- _Task a_
In the excerpt about Kubrick's Napoleon screenplay, why does McCarthy say Spielberg would not be the right director?

- _Excerpt_
Hollywood Reporter critic Todd McCarthy has written a smart essay about who might direct a forthcoming televised version of Stanley Kubrick‘s Napoleon, which Steven Spielberg has said he’s hoping to produce. The piece has many sage observations, but I was especially taken by McCarthy’s clever notion about who would be best suited to direct Kubrick’s 186-page screenplay, which would run about three hours but could theoretically expand into a six-hour miniseries.

That person would not be Spielberg, McCarthy claims, as Napoleon embraces the same misanthropic view of human nature as Kubrick’s Barry Lyndon. “An ideal director should be someone whose style is precise, analytical and cold — an analytical sort with a skeptical, if not caustic, view of human motivations and a belief that intelligence and rationality are very often trumped by destructive traits, particularly hubris,” McCarthy writes.

- _Material provided_
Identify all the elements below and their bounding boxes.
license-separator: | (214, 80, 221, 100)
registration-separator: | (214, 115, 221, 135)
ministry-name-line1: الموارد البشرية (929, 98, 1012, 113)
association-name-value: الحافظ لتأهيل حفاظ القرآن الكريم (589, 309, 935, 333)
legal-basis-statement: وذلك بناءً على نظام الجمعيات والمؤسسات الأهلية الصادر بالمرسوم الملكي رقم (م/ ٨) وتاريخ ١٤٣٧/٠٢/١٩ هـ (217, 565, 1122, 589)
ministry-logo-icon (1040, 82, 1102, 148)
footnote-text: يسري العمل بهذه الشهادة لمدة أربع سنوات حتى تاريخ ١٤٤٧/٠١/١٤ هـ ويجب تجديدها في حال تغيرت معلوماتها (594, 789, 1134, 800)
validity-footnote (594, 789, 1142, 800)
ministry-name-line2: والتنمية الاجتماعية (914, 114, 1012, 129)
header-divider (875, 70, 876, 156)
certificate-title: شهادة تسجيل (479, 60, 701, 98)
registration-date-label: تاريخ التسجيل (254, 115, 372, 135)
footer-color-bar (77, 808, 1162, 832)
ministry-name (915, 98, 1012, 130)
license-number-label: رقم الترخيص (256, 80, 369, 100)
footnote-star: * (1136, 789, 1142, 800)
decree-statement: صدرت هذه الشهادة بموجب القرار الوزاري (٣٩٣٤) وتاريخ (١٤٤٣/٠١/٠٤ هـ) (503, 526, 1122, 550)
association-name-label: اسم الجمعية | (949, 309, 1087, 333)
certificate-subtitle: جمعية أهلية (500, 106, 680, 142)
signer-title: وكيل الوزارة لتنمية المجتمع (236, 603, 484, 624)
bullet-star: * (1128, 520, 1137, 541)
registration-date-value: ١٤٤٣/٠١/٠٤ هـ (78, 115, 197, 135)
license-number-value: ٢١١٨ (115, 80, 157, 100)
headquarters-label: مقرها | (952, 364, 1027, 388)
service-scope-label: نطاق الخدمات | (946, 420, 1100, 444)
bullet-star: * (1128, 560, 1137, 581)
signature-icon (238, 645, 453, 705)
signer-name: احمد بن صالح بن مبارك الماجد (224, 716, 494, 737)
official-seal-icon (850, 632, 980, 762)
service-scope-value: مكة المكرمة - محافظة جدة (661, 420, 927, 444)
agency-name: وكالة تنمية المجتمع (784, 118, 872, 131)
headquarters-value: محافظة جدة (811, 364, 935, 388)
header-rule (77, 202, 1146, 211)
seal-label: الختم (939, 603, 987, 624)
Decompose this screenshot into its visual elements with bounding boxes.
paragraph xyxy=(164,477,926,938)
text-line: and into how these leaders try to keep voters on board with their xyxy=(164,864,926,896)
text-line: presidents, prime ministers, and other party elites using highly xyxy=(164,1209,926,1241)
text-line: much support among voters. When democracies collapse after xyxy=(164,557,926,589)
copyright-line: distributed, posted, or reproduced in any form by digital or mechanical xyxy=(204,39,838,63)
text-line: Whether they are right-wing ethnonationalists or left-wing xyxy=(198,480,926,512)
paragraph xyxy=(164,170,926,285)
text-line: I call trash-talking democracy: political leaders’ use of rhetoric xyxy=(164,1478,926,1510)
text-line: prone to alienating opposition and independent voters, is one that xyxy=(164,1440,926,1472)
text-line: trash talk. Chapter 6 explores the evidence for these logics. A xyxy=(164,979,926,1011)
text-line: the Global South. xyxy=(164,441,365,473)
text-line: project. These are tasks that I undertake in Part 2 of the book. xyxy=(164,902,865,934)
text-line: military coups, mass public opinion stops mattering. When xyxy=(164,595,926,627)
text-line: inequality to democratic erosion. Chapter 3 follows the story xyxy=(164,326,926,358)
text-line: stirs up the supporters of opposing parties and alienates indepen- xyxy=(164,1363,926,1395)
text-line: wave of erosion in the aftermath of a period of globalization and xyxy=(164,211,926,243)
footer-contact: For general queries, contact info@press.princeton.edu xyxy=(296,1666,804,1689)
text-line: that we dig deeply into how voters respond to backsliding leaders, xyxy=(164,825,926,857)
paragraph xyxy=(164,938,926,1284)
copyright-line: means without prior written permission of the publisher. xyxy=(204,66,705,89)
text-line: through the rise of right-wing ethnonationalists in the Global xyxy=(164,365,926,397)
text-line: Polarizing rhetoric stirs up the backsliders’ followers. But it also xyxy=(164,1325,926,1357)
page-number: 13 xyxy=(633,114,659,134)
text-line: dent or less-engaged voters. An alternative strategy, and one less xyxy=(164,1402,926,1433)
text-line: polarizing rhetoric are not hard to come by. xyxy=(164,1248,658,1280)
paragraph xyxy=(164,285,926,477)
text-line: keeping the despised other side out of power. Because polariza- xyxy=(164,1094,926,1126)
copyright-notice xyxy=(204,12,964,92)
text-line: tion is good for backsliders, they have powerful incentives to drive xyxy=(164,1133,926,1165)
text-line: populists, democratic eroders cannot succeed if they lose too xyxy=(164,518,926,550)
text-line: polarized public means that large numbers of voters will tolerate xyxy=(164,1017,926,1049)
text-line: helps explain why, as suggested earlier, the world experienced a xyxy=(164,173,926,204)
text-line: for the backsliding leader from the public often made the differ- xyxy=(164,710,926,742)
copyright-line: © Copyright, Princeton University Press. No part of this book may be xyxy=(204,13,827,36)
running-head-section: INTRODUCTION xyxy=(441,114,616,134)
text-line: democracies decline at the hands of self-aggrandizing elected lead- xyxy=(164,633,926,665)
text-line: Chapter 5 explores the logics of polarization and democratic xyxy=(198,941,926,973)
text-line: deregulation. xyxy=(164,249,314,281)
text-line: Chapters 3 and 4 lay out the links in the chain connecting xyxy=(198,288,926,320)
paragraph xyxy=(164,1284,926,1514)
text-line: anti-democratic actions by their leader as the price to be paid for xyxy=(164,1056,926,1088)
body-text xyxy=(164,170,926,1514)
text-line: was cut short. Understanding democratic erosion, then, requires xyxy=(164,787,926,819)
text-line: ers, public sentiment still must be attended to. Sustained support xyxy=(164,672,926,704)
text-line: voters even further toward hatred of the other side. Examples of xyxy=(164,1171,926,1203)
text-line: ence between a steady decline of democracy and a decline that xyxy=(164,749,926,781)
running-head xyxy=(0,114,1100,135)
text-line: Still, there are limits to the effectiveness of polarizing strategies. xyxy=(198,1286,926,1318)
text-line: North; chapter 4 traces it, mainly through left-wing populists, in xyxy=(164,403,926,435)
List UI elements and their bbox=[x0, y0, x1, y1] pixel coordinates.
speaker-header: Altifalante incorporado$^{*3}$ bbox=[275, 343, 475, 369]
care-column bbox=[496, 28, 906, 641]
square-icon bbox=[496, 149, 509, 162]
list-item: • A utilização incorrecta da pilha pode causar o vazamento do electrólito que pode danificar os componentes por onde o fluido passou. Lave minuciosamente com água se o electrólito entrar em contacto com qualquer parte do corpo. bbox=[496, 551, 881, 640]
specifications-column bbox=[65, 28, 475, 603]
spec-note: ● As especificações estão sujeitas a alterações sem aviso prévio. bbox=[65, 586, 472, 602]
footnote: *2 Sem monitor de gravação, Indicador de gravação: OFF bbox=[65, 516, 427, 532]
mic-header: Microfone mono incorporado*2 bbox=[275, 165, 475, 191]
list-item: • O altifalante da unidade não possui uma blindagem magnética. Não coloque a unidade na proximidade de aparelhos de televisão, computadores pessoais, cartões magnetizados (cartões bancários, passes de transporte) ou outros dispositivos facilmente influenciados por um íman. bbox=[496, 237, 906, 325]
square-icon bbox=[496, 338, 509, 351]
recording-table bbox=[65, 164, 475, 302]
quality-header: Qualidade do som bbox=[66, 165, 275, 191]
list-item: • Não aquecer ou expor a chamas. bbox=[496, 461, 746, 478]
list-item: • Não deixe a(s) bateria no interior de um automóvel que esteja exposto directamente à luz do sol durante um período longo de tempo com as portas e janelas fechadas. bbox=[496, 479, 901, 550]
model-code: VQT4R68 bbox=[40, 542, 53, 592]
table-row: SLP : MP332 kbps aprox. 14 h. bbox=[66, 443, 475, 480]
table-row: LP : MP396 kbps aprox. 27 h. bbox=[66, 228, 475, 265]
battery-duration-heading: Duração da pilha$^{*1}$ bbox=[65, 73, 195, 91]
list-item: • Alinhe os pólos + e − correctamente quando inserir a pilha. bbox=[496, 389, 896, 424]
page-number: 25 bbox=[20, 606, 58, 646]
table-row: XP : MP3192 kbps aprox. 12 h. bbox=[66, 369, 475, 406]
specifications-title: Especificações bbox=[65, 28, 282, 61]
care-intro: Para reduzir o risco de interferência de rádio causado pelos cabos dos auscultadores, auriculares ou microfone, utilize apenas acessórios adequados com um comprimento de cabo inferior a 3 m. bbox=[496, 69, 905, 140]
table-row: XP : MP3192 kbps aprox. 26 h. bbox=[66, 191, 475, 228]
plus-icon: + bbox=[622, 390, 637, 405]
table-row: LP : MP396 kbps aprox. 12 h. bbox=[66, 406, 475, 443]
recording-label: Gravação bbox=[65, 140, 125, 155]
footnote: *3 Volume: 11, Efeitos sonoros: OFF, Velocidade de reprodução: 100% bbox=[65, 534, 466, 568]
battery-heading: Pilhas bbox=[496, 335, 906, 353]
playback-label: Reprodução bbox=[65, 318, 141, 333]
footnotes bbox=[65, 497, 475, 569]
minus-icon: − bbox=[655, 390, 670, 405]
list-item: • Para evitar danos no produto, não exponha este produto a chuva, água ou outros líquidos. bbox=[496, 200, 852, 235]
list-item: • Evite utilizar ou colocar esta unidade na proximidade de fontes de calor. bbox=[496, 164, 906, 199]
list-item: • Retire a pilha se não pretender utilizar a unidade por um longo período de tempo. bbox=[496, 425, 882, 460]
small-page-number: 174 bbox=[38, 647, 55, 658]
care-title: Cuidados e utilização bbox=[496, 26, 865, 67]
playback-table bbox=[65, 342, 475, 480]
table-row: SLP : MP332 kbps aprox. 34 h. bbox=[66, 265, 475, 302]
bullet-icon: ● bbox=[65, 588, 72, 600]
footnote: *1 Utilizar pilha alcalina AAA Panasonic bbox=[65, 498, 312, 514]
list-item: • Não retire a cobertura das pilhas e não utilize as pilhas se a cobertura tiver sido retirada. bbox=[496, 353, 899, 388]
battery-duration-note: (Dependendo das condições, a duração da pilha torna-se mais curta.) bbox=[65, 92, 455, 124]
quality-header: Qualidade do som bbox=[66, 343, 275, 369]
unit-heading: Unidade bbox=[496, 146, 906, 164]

- _Task b_
Echo every line of the listing from its very start down to the line that contains "header-divider (875, 70, 876, 156)", both ends included.

- _Full response a_
McCarthy says Napoleon takes the same misanthropic view of human nature as Kubrick's Barry Lyndon. The ideal director would therefore need a precise, analytical and cold style, with a skeptical view of human motivations.

- _Full response b_
Identify all the elements below and their bounding boxes.
license-separator: | (214, 80, 221, 100)
registration-separator: | (214, 115, 221, 135)
ministry-name-line1: الموارد البشرية (929, 98, 1012, 113)
association-name-value: الحافظ لتأهيل حفاظ القرآن الكريم (589, 309, 935, 333)
legal-basis-statement: وذلك بناءً على نظام الجمعيات والمؤسسات الأهلية الصادر بالمرسوم الملكي رقم (م/ ٨) وتاريخ ١٤٣٧/٠٢/١٩ هـ (217, 565, 1122, 589)
ministry-logo-icon (1040, 82, 1102, 148)
footnote-text: يسري العمل بهذه الشهادة لمدة أربع سنوات حتى تاريخ ١٤٤٧/٠١/١٤ هـ ويجب تجديدها في حال تغيرت معلوماتها (594, 789, 1134, 800)
validity-footnote (594, 789, 1142, 800)
ministry-name-line2: والتنمية الاجتماعية (914, 114, 1012, 129)
header-divider (875, 70, 876, 156)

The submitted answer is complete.